(Stored data entries)

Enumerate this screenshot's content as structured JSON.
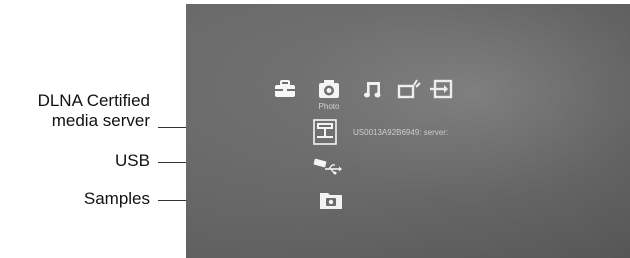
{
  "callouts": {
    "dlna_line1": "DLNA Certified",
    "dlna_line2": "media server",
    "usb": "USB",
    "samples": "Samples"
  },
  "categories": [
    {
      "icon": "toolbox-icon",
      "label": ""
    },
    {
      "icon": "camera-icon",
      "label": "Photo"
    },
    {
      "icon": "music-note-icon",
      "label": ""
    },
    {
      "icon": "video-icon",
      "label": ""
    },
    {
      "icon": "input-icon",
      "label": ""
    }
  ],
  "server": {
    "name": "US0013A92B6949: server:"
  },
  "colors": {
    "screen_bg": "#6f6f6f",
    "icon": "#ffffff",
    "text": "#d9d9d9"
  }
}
==
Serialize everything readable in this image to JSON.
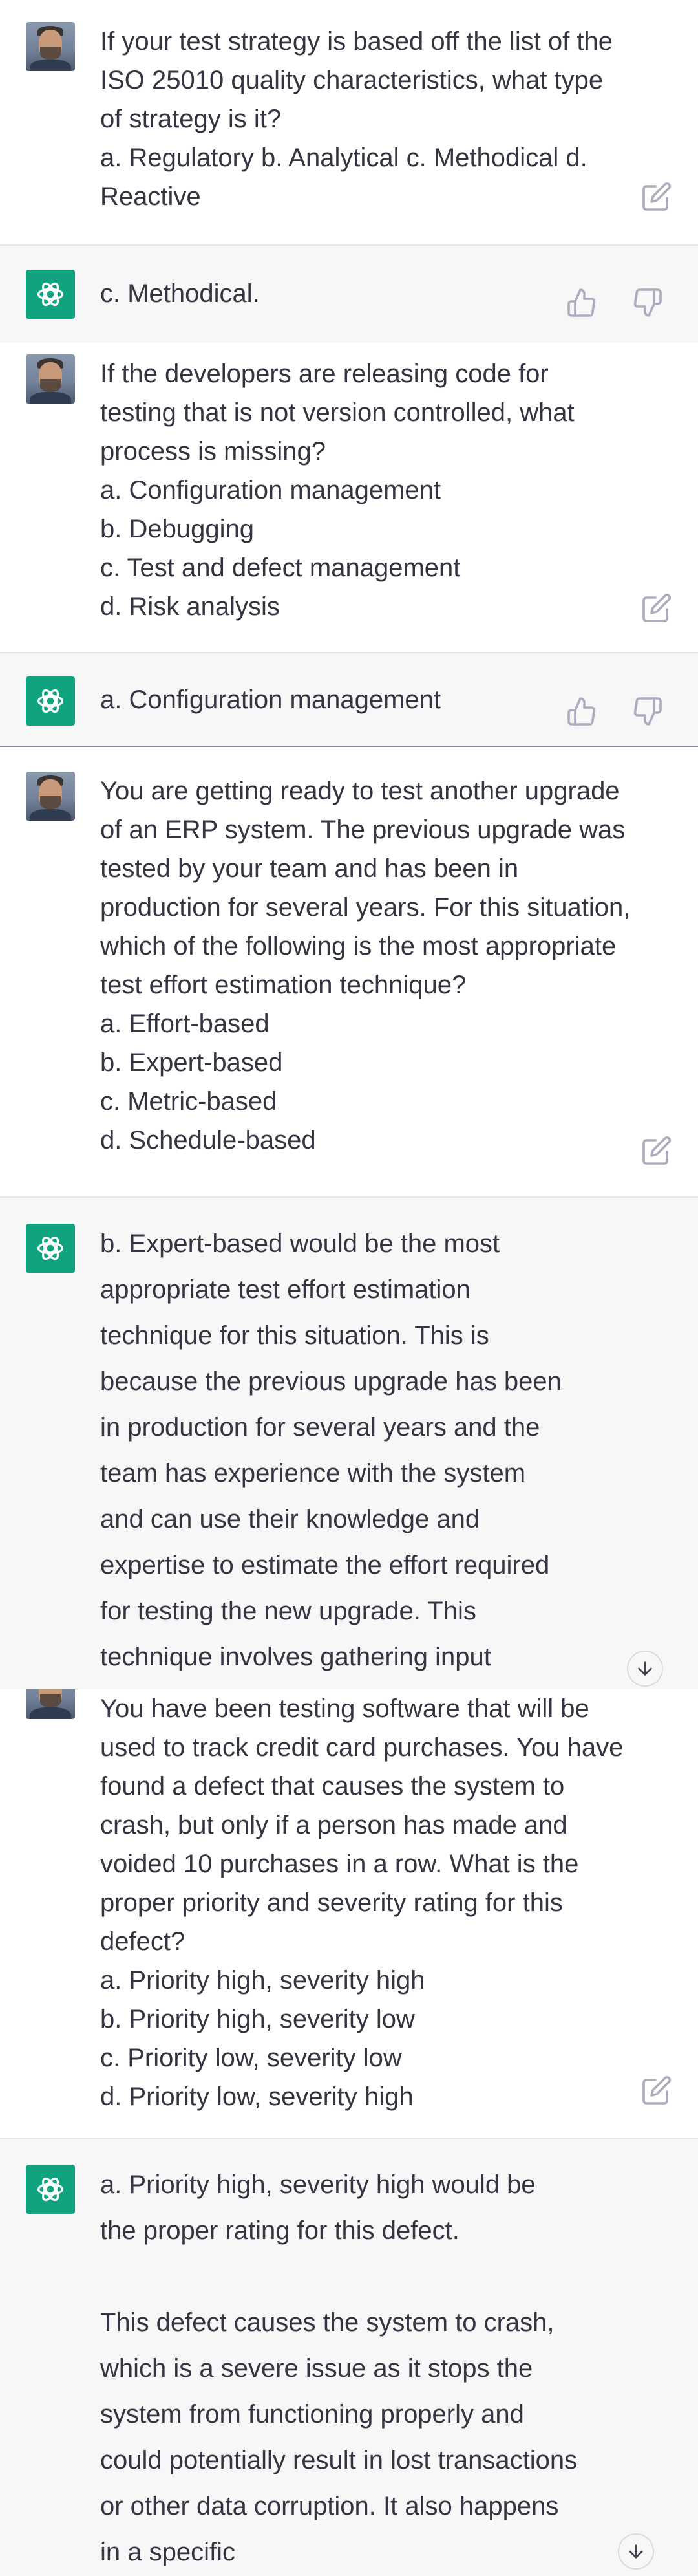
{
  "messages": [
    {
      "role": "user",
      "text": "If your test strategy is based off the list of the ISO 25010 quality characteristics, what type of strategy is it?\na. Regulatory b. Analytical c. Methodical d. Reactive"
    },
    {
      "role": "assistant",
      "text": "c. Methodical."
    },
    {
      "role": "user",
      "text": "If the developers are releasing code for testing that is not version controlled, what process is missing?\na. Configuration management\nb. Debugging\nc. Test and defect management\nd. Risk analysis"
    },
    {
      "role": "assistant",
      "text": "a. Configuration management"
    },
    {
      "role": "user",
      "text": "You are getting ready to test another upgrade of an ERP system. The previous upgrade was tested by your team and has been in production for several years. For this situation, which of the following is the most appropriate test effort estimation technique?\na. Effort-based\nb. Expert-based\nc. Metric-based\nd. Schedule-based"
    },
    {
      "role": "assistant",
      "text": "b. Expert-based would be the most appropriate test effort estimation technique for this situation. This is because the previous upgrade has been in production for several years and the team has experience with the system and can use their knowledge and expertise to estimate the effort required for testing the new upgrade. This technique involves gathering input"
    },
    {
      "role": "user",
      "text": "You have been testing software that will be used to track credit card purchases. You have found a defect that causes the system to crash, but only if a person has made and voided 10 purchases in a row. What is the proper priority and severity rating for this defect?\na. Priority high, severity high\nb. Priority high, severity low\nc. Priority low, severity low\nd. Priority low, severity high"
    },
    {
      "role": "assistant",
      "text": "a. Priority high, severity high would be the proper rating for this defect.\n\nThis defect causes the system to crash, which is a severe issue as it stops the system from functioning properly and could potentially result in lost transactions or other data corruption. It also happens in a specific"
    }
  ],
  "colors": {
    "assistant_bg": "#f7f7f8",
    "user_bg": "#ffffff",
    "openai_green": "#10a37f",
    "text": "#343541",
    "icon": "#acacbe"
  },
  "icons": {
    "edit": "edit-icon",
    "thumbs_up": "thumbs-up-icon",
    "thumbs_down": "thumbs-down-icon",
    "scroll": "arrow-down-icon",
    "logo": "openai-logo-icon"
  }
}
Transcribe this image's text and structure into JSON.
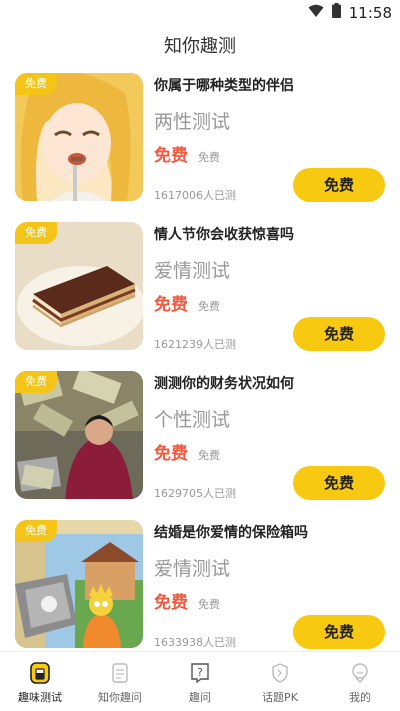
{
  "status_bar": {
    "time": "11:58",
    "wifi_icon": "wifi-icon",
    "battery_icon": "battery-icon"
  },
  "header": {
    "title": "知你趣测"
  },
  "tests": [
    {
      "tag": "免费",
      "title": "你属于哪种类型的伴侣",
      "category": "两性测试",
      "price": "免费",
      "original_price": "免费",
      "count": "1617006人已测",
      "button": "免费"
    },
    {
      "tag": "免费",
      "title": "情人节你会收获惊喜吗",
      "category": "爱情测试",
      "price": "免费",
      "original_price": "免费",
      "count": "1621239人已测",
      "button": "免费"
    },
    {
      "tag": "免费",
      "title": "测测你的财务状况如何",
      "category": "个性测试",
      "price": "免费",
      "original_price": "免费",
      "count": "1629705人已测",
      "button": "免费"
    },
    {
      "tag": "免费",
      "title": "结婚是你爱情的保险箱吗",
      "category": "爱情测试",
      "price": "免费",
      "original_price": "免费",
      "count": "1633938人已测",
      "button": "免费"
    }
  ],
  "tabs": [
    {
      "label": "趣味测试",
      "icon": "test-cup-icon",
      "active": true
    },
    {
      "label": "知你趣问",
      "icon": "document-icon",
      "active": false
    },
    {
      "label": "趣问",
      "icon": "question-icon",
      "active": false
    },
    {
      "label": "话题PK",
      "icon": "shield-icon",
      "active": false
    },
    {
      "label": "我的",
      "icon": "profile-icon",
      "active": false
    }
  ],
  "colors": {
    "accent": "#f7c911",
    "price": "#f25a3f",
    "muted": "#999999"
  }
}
---
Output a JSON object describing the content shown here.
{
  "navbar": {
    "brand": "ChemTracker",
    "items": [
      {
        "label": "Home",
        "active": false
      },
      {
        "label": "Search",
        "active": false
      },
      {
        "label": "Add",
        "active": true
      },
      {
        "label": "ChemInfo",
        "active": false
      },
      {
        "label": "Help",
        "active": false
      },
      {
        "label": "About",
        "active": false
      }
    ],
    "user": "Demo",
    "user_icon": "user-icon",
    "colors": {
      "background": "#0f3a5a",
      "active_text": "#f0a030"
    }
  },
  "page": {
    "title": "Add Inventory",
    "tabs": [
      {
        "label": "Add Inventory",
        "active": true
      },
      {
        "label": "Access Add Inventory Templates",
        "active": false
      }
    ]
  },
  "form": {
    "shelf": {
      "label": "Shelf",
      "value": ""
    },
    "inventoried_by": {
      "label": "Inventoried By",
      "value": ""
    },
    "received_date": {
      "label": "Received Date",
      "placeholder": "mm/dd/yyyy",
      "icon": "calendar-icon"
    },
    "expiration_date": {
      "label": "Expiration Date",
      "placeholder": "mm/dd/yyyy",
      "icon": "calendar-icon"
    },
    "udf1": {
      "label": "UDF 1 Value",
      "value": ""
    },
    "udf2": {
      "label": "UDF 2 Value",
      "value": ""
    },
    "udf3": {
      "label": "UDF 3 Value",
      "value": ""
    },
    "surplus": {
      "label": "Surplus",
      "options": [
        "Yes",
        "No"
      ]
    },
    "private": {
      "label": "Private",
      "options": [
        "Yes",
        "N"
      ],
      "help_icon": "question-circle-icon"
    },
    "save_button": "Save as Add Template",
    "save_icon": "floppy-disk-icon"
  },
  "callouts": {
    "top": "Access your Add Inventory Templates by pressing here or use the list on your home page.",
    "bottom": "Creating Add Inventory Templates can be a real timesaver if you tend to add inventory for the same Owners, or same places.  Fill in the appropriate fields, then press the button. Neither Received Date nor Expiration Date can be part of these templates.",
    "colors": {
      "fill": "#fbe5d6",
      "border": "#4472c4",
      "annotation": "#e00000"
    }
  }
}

● Your goal:
Copy out each line in the listing that has the word "years".

● Full solution:
      "text": "You are getting ready to test another upgrade of an ERP system. The previous upgrade was tested by your team and has been in production for several years. For this situation, which of the following is the most appropriate test effort estimation technique?\na. Effort-based\nb. Expert-based\nc. Metric-based\nd. Schedule-based"
      "text": "b. Expert-based would be the most appropriate test effort estimation technique for this situation. This is because the previous upgrade has been in production for several years and the team has experience with the system and can use their knowledge and expertise to estimate the effort required for testing the new upgrade. This technique involves gathering input"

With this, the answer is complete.